▸ Requirement:
Examine the material below and count the lines that hold the word "xlabel". Report only the number.

+ + +

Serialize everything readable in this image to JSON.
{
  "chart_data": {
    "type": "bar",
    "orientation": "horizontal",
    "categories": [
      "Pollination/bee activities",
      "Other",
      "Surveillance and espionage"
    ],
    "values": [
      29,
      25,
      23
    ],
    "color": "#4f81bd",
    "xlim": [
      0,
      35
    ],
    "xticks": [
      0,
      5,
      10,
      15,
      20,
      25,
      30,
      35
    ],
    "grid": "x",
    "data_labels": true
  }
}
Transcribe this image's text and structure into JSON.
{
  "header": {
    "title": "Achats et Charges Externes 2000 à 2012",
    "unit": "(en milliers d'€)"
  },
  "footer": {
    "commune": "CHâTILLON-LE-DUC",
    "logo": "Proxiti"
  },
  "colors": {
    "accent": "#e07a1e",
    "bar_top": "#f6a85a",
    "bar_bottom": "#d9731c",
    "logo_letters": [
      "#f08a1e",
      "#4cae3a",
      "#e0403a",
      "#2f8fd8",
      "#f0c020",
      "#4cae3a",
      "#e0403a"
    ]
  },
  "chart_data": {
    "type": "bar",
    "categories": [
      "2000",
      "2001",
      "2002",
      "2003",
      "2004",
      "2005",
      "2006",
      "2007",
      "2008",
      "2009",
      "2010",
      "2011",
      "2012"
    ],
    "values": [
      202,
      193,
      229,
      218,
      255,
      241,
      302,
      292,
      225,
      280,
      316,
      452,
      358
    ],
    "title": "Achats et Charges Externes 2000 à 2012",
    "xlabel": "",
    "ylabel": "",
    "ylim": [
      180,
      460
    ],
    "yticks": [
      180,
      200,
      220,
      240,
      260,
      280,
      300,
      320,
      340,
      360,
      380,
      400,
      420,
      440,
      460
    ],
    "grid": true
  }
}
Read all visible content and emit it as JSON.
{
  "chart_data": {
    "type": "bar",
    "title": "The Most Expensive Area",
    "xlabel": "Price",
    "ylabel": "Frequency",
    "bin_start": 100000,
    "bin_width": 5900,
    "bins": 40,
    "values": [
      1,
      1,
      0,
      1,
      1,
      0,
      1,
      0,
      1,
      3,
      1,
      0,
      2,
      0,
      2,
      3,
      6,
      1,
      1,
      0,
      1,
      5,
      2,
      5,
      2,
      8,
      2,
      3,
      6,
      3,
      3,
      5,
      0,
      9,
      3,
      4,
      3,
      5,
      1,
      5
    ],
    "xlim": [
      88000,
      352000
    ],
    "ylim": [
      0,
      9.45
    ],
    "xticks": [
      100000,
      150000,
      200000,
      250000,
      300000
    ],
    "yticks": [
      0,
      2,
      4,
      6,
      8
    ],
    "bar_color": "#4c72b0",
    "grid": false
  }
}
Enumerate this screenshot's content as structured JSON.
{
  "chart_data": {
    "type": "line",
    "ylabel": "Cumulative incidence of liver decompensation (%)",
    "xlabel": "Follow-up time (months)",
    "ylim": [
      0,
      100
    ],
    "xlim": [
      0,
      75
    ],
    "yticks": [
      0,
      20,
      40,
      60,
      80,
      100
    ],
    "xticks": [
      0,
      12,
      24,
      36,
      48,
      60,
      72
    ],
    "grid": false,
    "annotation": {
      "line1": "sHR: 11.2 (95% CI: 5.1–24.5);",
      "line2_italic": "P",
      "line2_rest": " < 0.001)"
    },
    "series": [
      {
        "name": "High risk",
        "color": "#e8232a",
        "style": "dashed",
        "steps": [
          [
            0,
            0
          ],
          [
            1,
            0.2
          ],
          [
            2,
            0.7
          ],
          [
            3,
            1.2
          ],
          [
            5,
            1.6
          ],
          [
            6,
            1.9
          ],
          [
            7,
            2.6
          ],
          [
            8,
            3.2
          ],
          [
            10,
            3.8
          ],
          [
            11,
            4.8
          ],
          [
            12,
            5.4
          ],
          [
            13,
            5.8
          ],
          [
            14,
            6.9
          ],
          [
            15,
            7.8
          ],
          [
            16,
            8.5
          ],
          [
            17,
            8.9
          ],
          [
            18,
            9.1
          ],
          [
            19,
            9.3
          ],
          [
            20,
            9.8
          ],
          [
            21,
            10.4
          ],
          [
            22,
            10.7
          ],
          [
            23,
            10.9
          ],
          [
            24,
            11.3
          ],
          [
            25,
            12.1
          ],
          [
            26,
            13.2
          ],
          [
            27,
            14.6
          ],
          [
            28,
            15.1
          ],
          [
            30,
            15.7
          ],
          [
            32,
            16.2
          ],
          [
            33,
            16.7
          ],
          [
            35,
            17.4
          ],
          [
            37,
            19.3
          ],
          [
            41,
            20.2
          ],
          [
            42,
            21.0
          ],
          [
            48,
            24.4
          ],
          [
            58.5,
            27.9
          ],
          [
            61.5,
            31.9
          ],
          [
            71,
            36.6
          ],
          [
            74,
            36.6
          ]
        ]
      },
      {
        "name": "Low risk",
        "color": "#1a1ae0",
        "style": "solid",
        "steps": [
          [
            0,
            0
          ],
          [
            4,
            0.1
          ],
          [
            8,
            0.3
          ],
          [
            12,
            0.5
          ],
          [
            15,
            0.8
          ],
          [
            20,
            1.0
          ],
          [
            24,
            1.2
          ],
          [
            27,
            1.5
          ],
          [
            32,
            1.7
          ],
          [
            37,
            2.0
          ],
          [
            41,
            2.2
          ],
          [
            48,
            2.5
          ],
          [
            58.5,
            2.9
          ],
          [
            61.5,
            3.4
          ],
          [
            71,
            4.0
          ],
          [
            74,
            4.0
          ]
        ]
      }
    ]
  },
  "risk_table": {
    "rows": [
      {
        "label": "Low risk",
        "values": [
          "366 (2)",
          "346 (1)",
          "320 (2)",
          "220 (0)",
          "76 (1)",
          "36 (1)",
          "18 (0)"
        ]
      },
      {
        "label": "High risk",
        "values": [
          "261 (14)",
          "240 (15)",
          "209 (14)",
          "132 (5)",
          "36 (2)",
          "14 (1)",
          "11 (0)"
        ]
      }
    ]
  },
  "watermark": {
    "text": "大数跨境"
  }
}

+ + +

▸ Task response:
3